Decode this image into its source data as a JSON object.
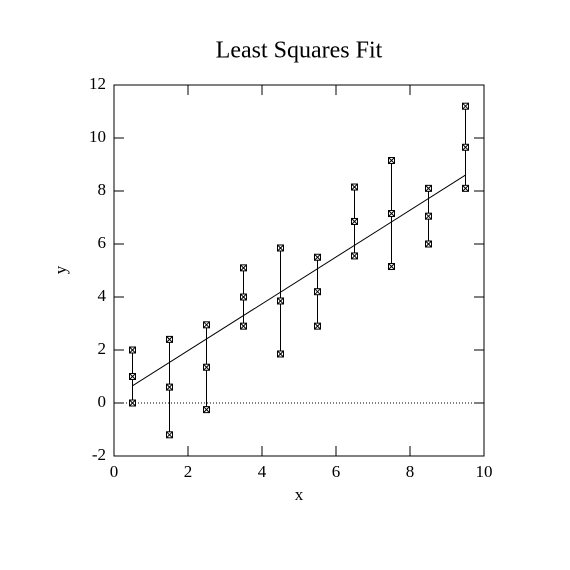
{
  "chart_data": {
    "type": "errorbar",
    "title": "Least Squares Fit",
    "xlabel": "x",
    "ylabel": "y",
    "x": [
      0.5,
      1.5,
      2.5,
      3.5,
      4.5,
      5.5,
      6.5,
      7.5,
      8.5,
      9.5
    ],
    "values": [
      1.0,
      0.6,
      1.35,
      4.0,
      3.85,
      4.2,
      6.85,
      7.15,
      7.05,
      9.65
    ],
    "errors": [
      1.0,
      1.8,
      1.6,
      1.1,
      2.0,
      1.3,
      1.3,
      2.0,
      1.05,
      1.55
    ],
    "fit": {
      "x": [
        0.5,
        9.5
      ],
      "values": [
        0.65,
        8.6
      ]
    },
    "zero_line": true,
    "color": "#000000",
    "xlim": [
      0,
      10
    ],
    "xticks": [
      0,
      2,
      4,
      6,
      8,
      10
    ],
    "ylim": [
      -2,
      12
    ],
    "yticks": [
      -2,
      0,
      2,
      4,
      6,
      8,
      10,
      12
    ]
  }
}
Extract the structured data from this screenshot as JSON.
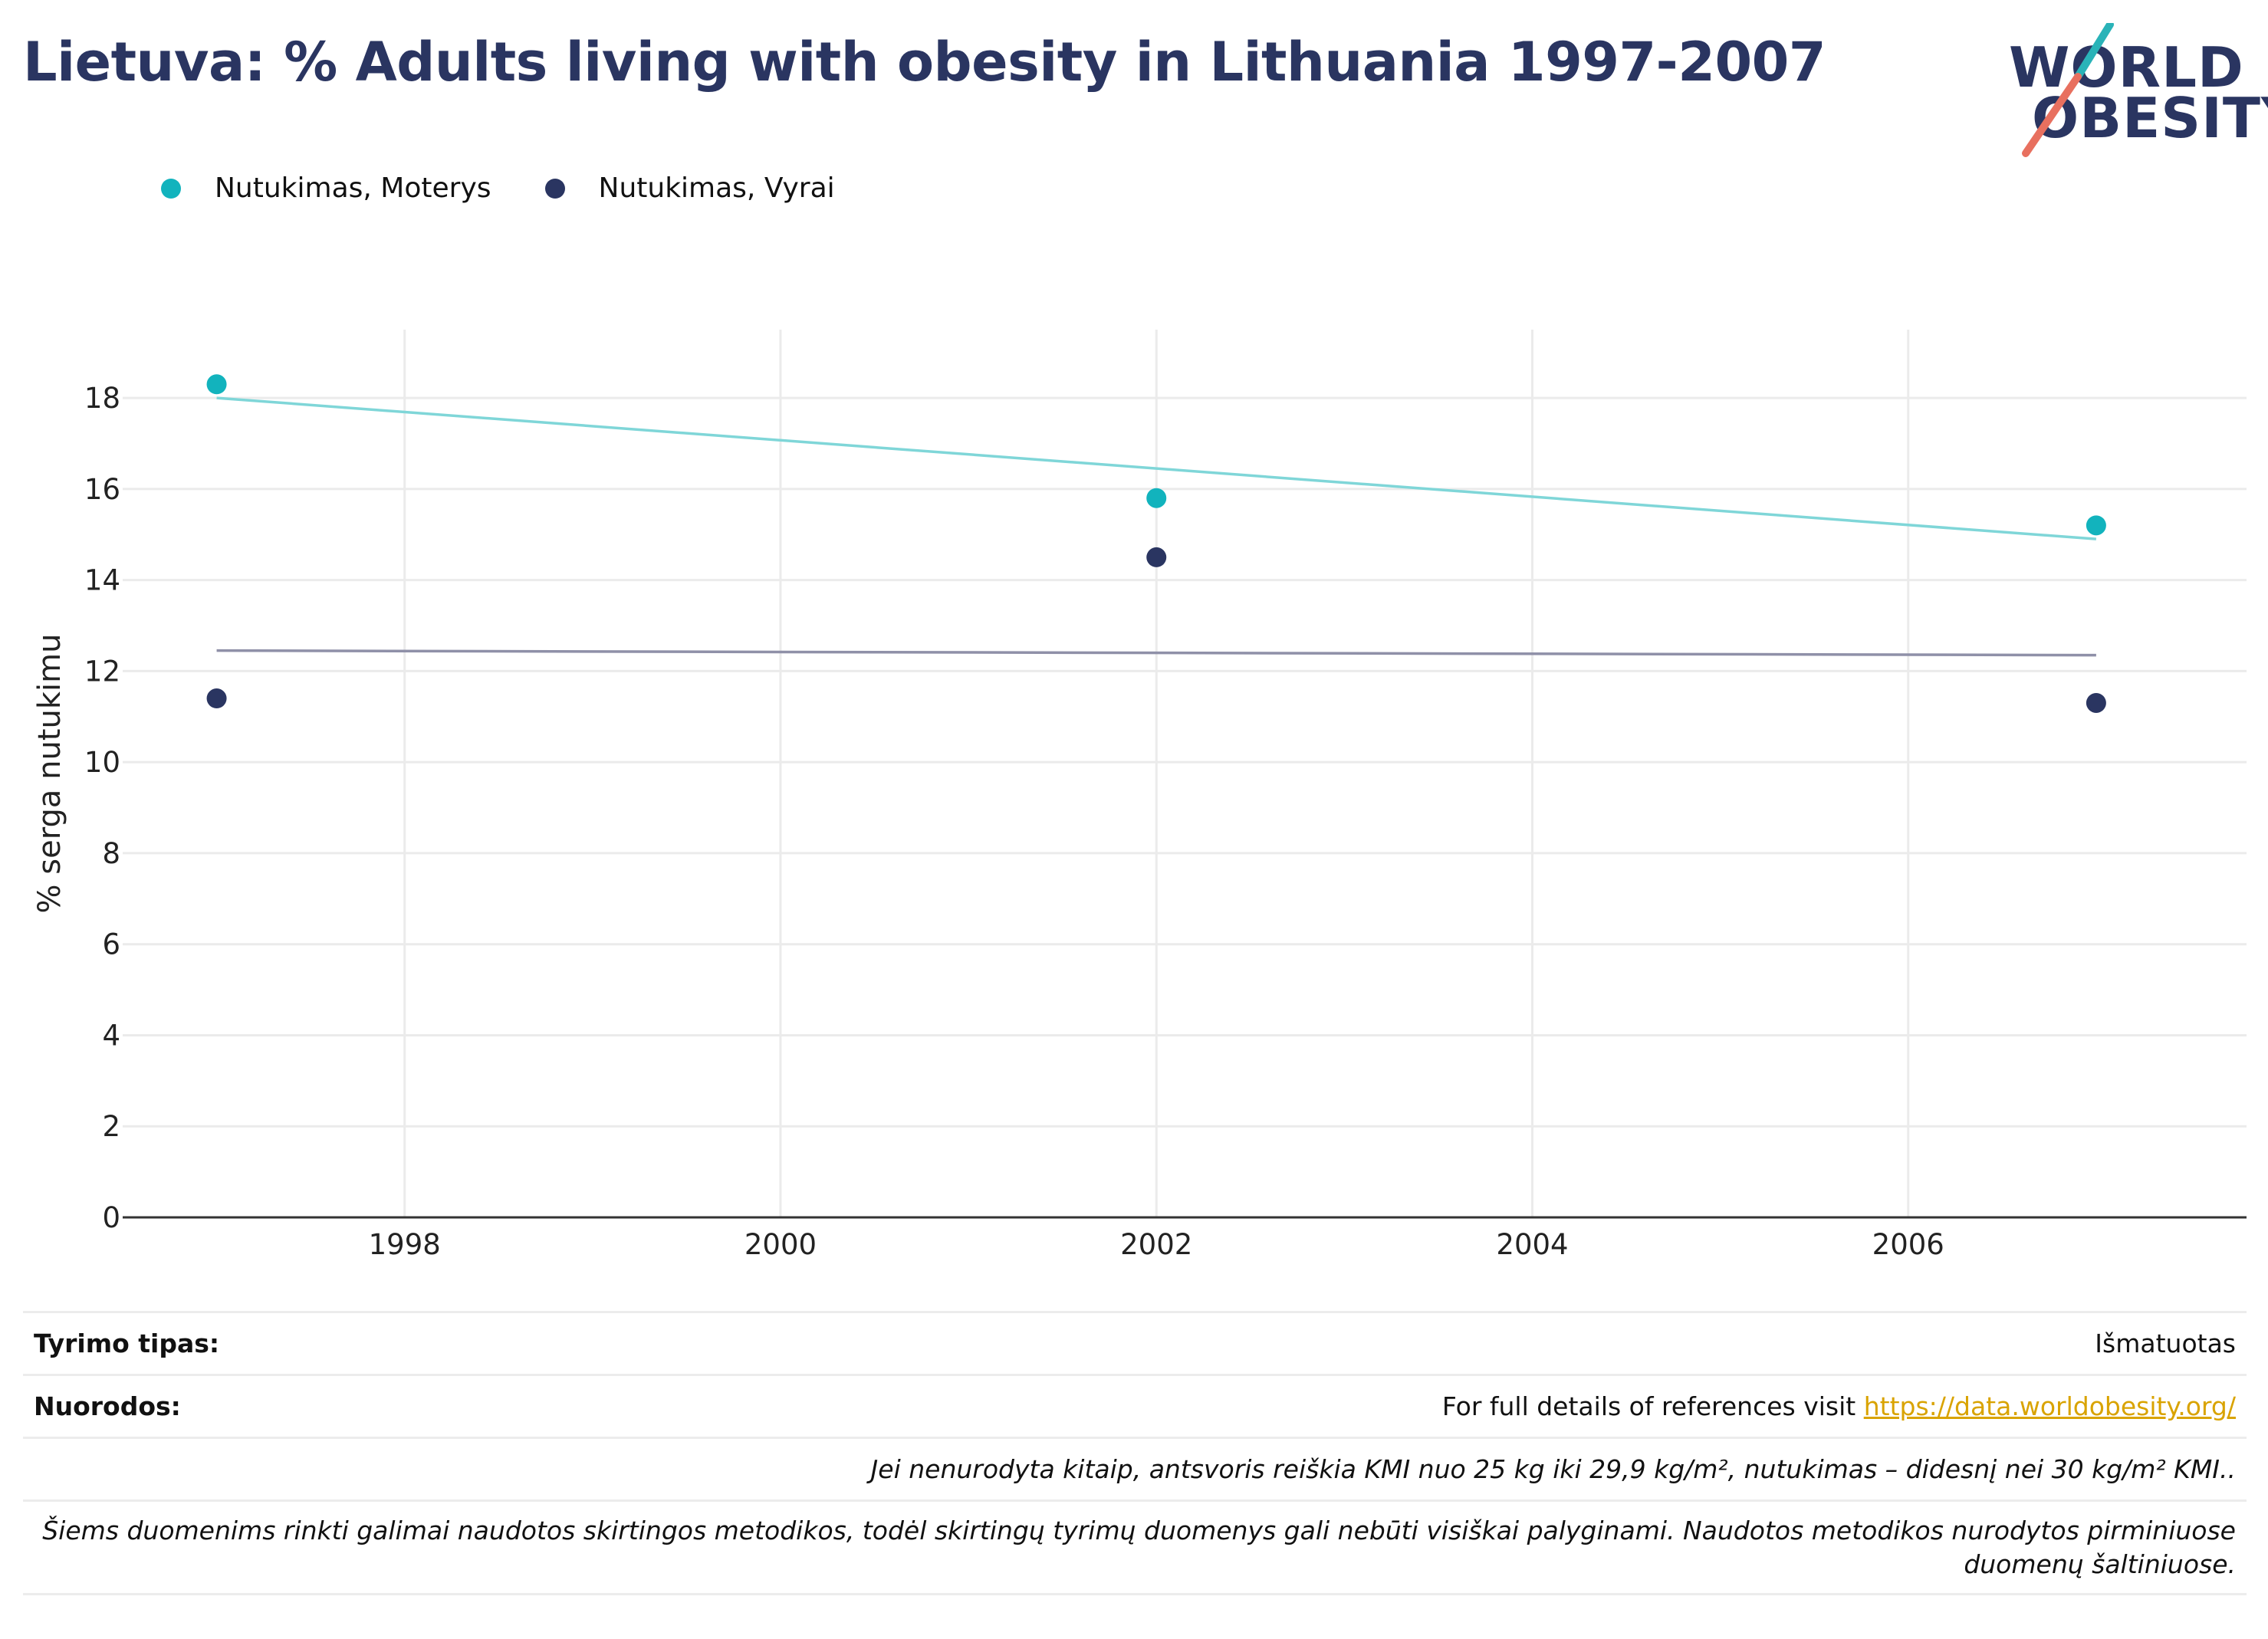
{
  "title": "Lietuva: % Adults living with obesity in Lithuania 1997-2007",
  "logo": {
    "line1": "WORLD",
    "line2": "OBESITY",
    "slash_top_color": "#2ab3b8",
    "slash_bottom_color": "#e8705f"
  },
  "colors": {
    "women": "#12b3bd",
    "men": "#2a3561",
    "women_trend": "#7fd6d8",
    "men_trend": "#8f90a8",
    "grid": "#ebebeb",
    "axis": "#333333"
  },
  "chart_data": {
    "type": "scatter",
    "ylabel": "% serga nutukimu",
    "xlabel": "",
    "xlim": [
      1996.5,
      2007.8
    ],
    "ylim": [
      0,
      19.5
    ],
    "x_ticks": [
      1998,
      2000,
      2002,
      2004,
      2006
    ],
    "y_ticks": [
      0,
      2,
      4,
      6,
      8,
      10,
      12,
      14,
      16,
      18
    ],
    "legend_position": "top-left",
    "grid": true,
    "series": [
      {
        "name": "Nutukimas, Moterys",
        "x": [
          1997,
          2002,
          2007
        ],
        "y": [
          18.3,
          15.8,
          15.2
        ],
        "trend": [
          [
            1997,
            18.0
          ],
          [
            2007,
            14.9
          ]
        ]
      },
      {
        "name": "Nutukimas, Vyrai",
        "x": [
          1997,
          2002,
          2007
        ],
        "y": [
          11.4,
          14.5,
          11.3
        ],
        "trend": [
          [
            1997,
            12.45
          ],
          [
            2007,
            12.35
          ]
        ]
      }
    ]
  },
  "footer": {
    "study_type_label": "Tyrimo tipas:",
    "study_type_value": "Išmatuotas",
    "references_label": "Nuorodos:",
    "references_text": "For full details of references visit ",
    "references_link": "https://data.worldobesity.org/",
    "note1": "Jei nenurodyta kitaip, antsvoris reiškia KMI nuo 25 kg iki 29,9 kg/m², nutukimas – didesnį nei 30 kg/m² KMI..",
    "note2": "Šiems duomenims rinkti galimai naudotos skirtingos metodikos, todėl skirtingų tyrimų duomenys gali nebūti visiškai palyginami. Naudotos metodikos nurodytos pirminiuose duomenų šaltiniuose."
  }
}
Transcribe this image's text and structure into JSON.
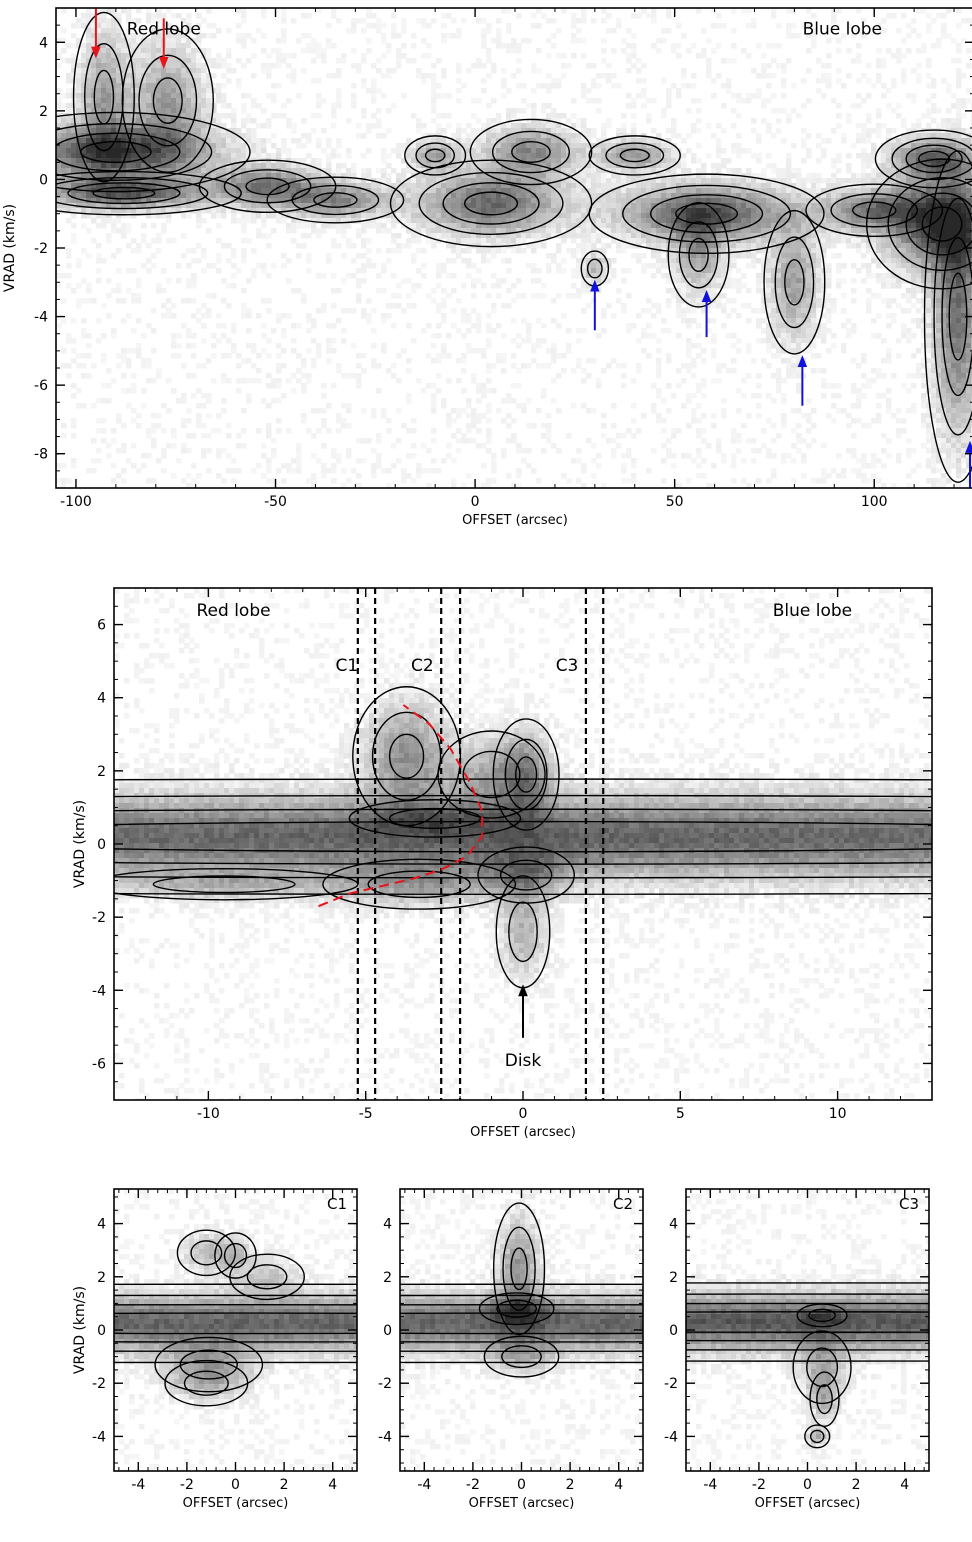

● **Written exercise**: Copy out the entries verbatim and leave the images out.

● **Problem solution**:
Decode this image into its source data as a JSON object.
{
  "chart_data": {
    "type": "errorbar",
    "title": "Least Squares Fit",
    "xlabel": "x",
    "ylabel": "y",
    "x": [
      0.5,
      1.5,
      2.5,
      3.5,
      4.5,
      5.5,
      6.5,
      7.5,
      8.5,
      9.5
    ],
    "values": [
      1.0,
      0.6,
      1.35,
      4.0,
      3.85,
      4.2,
      6.85,
      7.15,
      7.05,
      9.65
    ],
    "errors": [
      1.0,
      1.8,
      1.6,
      1.1,
      2.0,
      1.3,
      1.3,
      2.0,
      1.05,
      1.55
    ],
    "fit": {
      "x": [
        0.5,
        9.5
      ],
      "values": [
        0.65,
        8.6
      ]
    },
    "zero_line": true,
    "color": "#000000",
    "xlim": [
      0,
      10
    ],
    "xticks": [
      0,
      2,
      4,
      6,
      8,
      10
    ],
    "ylim": [
      -2,
      12
    ],
    "yticks": [
      -2,
      0,
      2,
      4,
      6,
      8,
      10,
      12
    ]
  }
}
Extract the structured data from this screenshot as JSON.
{
  "title": "Lietuva: % Adults living with obesity in Lithuania 1997-2007",
  "logo": {
    "line1": "WORLD",
    "line2": "OBESITY",
    "slash_top_color": "#2ab3b8",
    "slash_bottom_color": "#e8705f"
  },
  "colors": {
    "women": "#12b3bd",
    "men": "#2a3561",
    "women_trend": "#7fd6d8",
    "men_trend": "#8f90a8",
    "grid": "#ebebeb",
    "axis": "#333333"
  },
  "chart_data": {
    "type": "scatter",
    "ylabel": "% serga nutukimu",
    "xlabel": "",
    "xlim": [
      1996.5,
      2007.8
    ],
    "ylim": [
      0,
      19.5
    ],
    "x_ticks": [
      1998,
      2000,
      2002,
      2004,
      2006
    ],
    "y_ticks": [
      0,
      2,
      4,
      6,
      8,
      10,
      12,
      14,
      16,
      18
    ],
    "legend_position": "top-left",
    "grid": true,
    "series": [
      {
        "name": "Nutukimas, Moterys",
        "x": [
          1997,
          2002,
          2007
        ],
        "y": [
          18.3,
          15.8,
          15.2
        ],
        "trend": [
          [
            1997,
            18.0
          ],
          [
            2007,
            14.9
          ]
        ]
      },
      {
        "name": "Nutukimas, Vyrai",
        "x": [
          1997,
          2002,
          2007
        ],
        "y": [
          11.4,
          14.5,
          11.3
        ],
        "trend": [
          [
            1997,
            12.45
          ],
          [
            2007,
            12.35
          ]
        ]
      }
    ]
  },
  "footer": {
    "study_type_label": "Tyrimo tipas:",
    "study_type_value": "Išmatuotas",
    "references_label": "Nuorodos:",
    "references_text": "For full details of references visit ",
    "references_link": "https://data.worldobesity.org/",
    "note1": "Jei nenurodyta kitaip, antsvoris reiškia KMI nuo 25 kg iki 29,9 kg/m², nutukimas – didesnį nei 30 kg/m² KMI..",
    "note2": "Šiems duomenims rinkti galimai naudotos skirtingos metodikos, todėl skirtingų tyrimų duomenys gali nebūti visiškai palyginami. Naudotos metodikos nurodytos pirminiuose duomenų šaltiniuose."
  }
}
Transcribe this image's text and structure into JSON.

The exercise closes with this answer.